» TRY IT: Only the number is wanted: how many lines in the material below contain "JSON".
--------
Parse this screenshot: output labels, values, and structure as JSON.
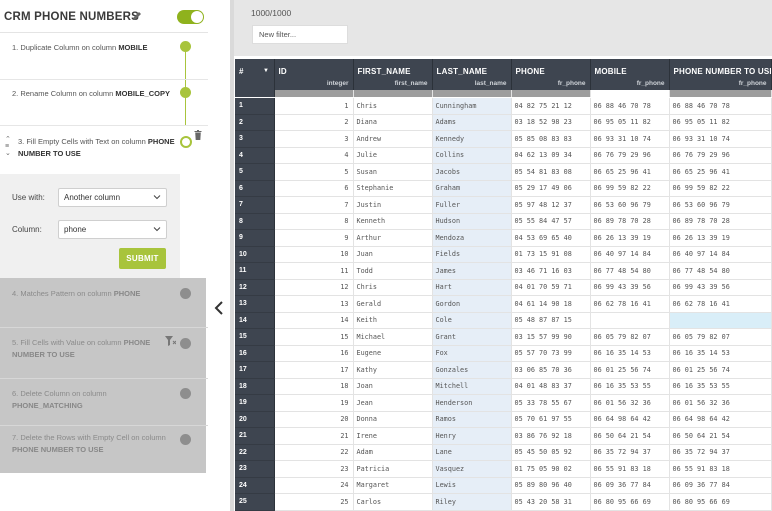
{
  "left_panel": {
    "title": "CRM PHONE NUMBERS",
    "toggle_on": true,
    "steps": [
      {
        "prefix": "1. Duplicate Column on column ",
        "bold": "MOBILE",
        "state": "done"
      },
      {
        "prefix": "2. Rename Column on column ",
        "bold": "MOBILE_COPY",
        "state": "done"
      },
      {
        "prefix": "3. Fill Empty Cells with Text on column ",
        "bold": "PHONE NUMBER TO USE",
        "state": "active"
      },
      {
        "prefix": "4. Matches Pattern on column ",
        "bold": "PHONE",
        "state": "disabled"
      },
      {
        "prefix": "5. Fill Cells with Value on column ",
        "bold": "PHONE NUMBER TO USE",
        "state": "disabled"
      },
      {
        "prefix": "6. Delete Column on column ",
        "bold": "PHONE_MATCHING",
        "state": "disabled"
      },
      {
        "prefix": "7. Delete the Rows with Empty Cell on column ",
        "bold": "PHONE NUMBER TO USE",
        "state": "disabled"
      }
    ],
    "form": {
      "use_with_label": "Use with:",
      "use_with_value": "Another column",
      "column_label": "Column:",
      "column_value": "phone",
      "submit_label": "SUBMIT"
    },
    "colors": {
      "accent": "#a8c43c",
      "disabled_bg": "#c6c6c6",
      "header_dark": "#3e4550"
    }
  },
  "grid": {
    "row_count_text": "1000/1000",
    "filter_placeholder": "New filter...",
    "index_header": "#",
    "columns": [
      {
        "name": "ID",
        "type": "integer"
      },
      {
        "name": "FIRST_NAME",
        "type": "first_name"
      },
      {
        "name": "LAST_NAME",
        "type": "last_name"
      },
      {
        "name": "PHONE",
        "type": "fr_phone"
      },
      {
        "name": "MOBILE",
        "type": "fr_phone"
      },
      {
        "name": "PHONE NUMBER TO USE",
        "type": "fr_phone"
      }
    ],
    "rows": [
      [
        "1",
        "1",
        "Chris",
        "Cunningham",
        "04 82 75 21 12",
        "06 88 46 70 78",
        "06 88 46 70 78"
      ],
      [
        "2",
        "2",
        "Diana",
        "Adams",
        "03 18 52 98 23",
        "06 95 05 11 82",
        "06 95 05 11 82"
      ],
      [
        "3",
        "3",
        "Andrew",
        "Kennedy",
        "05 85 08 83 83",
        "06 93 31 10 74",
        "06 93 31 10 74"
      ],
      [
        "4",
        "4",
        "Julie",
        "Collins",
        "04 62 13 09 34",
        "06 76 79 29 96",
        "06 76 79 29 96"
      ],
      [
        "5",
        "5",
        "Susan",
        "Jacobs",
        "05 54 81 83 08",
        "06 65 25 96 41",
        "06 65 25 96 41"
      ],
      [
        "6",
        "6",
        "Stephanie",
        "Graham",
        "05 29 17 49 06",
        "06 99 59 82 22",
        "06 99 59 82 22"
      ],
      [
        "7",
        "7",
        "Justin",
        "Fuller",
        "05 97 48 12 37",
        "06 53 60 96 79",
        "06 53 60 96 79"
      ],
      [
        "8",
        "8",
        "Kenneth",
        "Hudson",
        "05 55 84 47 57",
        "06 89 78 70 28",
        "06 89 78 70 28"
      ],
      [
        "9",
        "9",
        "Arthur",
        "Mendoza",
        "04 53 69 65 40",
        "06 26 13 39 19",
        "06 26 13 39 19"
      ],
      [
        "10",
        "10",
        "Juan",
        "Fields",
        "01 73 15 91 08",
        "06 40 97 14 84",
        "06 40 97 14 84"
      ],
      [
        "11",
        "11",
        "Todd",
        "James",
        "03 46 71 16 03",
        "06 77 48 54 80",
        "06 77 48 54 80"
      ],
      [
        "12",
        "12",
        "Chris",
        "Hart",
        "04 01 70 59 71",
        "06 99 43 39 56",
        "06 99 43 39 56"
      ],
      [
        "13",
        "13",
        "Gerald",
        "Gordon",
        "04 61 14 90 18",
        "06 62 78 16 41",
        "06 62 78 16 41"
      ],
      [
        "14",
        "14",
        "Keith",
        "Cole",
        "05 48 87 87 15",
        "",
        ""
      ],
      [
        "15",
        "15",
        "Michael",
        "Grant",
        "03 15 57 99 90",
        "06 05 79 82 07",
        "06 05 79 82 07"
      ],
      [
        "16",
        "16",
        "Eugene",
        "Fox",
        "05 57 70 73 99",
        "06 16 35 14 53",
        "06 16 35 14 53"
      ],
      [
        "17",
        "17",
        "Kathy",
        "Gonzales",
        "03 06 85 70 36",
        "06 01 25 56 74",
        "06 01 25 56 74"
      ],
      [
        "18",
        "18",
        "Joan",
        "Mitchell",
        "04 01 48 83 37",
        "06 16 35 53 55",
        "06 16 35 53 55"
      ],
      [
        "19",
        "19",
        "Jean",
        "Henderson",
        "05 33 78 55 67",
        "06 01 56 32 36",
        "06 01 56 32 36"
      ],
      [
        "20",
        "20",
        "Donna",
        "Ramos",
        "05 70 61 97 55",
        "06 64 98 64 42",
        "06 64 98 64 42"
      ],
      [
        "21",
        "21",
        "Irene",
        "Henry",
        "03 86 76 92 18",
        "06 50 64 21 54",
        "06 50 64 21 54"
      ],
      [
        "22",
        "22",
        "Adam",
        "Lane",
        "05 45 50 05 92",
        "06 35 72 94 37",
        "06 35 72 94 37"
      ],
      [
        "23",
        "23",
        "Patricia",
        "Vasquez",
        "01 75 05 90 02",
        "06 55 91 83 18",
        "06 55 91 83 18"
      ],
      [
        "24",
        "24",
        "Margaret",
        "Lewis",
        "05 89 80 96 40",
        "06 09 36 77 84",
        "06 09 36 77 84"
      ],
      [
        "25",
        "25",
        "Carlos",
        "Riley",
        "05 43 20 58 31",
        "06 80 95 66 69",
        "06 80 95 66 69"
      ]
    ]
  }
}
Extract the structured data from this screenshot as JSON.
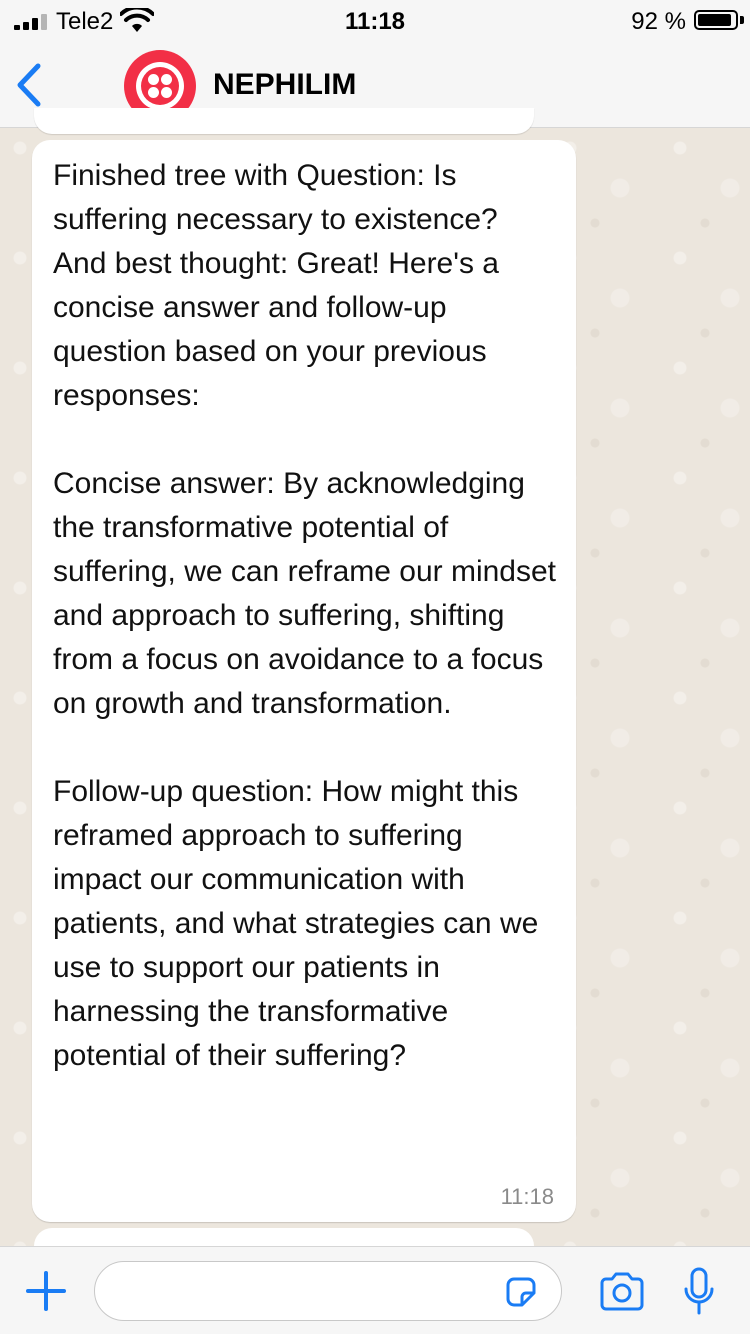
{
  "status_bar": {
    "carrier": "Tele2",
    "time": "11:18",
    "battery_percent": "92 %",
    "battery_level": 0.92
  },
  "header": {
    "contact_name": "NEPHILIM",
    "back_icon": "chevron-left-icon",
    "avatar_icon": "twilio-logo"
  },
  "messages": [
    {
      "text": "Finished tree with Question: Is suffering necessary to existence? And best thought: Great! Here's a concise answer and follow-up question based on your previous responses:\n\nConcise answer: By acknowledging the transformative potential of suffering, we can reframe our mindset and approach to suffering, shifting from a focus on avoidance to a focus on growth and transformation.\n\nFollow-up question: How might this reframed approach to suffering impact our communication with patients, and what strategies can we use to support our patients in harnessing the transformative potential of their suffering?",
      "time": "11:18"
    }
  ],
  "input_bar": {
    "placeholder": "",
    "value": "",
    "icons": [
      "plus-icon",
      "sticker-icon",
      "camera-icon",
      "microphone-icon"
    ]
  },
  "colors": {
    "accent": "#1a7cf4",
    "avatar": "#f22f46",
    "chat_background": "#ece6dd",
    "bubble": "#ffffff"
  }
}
--------
» SOLUTION TO THIS TASK: 2